-- Start Extracted records --

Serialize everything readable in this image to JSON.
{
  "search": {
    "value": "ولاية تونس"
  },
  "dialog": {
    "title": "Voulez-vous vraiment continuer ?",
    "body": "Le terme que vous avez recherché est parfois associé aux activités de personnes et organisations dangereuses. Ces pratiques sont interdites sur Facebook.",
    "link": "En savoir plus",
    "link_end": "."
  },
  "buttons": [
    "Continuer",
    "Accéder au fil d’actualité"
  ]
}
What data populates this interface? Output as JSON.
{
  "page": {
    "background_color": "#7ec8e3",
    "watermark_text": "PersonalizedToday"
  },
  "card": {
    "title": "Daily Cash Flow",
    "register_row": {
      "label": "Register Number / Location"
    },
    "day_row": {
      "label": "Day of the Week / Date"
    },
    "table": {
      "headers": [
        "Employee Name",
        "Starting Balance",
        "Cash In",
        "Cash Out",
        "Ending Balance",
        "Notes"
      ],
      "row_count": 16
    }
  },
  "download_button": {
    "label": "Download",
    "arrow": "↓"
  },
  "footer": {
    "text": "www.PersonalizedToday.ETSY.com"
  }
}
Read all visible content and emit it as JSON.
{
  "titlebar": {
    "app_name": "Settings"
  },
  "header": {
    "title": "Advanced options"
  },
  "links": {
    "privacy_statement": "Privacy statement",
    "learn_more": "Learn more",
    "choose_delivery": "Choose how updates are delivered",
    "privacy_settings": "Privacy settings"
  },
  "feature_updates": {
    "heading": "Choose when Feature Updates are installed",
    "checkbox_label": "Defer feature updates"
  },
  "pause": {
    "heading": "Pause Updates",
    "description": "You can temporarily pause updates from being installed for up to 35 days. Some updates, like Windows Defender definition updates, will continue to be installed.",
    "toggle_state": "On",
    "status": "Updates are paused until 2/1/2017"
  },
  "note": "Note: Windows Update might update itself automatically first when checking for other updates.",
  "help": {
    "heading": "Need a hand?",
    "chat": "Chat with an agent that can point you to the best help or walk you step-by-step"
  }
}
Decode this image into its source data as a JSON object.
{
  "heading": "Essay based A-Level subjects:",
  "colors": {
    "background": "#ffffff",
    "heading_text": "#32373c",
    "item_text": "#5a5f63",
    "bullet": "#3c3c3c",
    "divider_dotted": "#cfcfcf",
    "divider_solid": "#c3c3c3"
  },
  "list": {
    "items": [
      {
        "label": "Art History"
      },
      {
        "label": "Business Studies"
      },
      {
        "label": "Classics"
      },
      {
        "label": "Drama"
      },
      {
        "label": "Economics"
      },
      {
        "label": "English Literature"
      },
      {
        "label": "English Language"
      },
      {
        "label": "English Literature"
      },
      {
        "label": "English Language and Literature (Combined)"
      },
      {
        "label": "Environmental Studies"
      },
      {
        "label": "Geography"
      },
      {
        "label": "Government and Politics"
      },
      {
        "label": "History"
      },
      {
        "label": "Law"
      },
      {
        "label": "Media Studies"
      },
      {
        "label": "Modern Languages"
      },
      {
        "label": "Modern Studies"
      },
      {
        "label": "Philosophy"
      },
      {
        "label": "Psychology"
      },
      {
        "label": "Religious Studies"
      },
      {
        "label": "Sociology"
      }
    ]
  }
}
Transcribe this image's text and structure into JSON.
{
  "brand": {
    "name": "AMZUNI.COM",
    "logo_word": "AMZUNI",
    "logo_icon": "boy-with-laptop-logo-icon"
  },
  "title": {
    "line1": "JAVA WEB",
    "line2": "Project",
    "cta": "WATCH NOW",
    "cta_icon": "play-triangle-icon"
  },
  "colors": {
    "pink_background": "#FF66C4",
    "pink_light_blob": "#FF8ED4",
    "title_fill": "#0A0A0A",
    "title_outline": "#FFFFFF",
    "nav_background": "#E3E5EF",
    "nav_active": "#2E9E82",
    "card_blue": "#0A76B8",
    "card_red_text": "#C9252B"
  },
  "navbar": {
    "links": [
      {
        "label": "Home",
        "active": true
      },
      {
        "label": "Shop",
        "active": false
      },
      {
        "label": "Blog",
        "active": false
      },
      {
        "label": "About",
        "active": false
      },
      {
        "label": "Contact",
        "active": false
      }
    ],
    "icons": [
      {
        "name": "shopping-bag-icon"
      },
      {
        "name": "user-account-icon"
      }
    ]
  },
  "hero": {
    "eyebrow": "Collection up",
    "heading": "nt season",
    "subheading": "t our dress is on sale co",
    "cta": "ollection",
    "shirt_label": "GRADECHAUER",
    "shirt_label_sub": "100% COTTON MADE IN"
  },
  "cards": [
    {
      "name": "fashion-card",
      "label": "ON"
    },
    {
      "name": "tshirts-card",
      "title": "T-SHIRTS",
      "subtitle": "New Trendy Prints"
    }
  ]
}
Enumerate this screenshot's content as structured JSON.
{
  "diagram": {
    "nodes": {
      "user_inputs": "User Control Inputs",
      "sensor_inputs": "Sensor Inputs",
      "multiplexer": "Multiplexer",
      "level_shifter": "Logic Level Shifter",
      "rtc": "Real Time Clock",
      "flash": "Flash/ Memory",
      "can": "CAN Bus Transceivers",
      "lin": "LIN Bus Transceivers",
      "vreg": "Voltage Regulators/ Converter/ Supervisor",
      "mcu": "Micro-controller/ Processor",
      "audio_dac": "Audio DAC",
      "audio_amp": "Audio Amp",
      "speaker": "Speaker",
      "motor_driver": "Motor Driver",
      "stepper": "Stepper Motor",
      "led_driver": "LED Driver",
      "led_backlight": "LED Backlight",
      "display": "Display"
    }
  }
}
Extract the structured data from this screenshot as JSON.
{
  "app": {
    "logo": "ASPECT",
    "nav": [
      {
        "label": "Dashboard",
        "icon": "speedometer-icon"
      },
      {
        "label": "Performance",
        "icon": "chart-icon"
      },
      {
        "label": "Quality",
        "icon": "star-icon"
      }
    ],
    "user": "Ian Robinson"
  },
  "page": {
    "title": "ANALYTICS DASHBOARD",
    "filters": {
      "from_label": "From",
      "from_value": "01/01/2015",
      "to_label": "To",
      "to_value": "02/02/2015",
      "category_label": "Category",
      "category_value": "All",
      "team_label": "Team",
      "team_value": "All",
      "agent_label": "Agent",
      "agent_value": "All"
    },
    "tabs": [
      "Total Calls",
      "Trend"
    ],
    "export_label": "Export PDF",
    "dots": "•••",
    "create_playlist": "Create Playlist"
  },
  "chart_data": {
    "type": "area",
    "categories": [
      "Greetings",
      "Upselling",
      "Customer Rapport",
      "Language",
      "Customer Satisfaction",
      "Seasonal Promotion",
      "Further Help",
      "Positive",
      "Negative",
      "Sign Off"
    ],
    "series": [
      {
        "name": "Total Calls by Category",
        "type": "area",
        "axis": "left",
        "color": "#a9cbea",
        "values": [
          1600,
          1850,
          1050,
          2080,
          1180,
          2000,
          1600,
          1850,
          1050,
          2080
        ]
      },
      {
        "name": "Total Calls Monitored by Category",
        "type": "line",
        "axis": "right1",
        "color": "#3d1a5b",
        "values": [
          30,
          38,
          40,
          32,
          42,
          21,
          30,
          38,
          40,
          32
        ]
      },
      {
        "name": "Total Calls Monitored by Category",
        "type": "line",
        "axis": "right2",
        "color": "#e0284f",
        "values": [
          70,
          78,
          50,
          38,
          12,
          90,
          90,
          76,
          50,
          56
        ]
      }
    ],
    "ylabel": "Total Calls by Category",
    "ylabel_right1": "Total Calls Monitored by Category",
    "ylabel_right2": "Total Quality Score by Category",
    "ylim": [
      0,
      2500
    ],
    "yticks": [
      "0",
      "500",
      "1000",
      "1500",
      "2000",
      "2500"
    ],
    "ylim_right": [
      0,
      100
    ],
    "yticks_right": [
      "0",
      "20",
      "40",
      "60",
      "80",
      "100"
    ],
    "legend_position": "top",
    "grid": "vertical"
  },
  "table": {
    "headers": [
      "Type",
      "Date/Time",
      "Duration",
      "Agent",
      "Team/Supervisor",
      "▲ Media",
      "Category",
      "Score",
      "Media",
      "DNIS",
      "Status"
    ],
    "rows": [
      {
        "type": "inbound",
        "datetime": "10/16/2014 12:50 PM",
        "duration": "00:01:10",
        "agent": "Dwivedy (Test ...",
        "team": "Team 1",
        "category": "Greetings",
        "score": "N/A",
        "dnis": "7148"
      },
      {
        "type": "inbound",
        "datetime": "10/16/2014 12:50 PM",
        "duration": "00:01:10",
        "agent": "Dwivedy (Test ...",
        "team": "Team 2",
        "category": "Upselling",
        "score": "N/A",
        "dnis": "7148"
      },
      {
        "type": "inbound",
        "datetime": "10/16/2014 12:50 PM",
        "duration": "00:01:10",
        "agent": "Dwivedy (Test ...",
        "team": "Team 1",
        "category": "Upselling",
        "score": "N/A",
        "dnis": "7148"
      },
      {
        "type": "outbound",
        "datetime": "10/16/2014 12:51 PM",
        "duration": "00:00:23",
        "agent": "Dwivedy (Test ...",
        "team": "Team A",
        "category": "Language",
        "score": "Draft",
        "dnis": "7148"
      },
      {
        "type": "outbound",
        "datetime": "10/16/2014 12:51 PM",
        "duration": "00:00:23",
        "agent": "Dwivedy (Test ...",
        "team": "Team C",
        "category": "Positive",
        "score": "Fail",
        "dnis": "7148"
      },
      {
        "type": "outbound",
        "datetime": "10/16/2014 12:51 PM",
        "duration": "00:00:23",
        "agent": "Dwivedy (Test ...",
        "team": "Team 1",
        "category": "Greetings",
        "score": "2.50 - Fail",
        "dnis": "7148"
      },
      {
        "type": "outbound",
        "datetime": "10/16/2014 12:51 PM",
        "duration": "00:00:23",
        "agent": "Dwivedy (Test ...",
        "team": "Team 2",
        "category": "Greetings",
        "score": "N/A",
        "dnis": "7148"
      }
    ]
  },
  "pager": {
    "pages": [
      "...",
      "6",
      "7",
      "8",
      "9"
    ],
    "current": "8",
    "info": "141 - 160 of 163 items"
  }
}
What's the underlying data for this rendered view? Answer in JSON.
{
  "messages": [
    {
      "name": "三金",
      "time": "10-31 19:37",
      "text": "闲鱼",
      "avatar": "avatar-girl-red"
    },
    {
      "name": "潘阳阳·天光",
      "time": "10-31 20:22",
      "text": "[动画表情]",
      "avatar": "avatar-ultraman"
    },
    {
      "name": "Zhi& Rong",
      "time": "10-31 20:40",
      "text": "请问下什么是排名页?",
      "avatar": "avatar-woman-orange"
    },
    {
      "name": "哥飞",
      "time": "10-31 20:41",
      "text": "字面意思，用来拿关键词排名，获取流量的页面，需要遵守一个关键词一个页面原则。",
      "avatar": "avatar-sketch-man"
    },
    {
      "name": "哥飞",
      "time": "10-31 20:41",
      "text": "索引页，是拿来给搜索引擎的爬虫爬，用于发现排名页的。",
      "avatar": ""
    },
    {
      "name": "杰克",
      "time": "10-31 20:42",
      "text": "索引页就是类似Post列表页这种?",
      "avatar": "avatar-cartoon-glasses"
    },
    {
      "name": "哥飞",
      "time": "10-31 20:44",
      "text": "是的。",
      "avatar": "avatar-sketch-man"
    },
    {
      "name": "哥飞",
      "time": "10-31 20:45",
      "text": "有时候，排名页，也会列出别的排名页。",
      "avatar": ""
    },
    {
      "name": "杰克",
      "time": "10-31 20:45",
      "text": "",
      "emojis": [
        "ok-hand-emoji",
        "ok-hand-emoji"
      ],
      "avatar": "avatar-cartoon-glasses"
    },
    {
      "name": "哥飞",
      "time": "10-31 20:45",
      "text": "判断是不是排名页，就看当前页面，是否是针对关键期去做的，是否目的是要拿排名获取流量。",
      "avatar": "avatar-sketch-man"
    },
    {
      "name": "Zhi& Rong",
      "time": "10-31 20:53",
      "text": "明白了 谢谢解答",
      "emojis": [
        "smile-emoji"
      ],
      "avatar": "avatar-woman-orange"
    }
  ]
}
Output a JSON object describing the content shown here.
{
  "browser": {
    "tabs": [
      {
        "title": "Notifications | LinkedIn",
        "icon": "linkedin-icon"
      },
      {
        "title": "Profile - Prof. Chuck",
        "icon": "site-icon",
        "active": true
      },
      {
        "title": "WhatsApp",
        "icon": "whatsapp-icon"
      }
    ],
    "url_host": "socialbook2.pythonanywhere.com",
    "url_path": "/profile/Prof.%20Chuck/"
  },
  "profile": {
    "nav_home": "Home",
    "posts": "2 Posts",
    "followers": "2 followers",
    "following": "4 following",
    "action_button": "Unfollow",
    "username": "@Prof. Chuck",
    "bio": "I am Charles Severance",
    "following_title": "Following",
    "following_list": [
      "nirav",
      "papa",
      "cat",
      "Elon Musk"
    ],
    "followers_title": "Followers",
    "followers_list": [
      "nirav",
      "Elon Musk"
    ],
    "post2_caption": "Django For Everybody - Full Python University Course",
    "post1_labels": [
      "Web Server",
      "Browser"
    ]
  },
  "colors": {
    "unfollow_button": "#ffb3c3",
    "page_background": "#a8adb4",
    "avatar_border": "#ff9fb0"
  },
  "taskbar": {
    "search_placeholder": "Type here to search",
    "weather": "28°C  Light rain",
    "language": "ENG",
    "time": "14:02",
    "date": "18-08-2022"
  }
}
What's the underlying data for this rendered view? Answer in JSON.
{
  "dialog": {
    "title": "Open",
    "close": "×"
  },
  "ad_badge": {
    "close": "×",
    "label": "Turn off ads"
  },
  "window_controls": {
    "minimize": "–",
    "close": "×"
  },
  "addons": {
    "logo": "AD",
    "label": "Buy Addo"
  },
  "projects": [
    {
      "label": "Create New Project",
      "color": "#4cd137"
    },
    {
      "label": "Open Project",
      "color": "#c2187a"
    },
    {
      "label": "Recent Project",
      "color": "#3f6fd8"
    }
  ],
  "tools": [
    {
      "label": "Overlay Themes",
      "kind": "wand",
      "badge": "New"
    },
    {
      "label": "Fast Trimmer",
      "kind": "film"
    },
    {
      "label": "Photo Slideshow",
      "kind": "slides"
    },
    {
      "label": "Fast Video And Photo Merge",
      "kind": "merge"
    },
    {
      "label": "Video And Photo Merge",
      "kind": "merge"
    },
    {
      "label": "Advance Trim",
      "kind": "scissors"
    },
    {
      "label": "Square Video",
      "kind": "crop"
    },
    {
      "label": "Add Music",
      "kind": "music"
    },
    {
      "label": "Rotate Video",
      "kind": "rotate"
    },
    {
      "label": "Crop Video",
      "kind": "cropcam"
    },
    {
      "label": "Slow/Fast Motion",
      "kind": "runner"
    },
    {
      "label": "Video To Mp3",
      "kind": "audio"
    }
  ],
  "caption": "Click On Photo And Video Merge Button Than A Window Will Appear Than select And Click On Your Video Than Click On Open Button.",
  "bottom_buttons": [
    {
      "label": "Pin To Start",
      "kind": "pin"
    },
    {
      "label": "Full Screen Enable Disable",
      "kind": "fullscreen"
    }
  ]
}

-- End Extracted records --

* [Short exercise]: Write out every line of the preceding listing that contains "Cash".

* [Finished answer]:
    "title": "Daily Cash Flow",
        "Cash In",
        "Cash Out",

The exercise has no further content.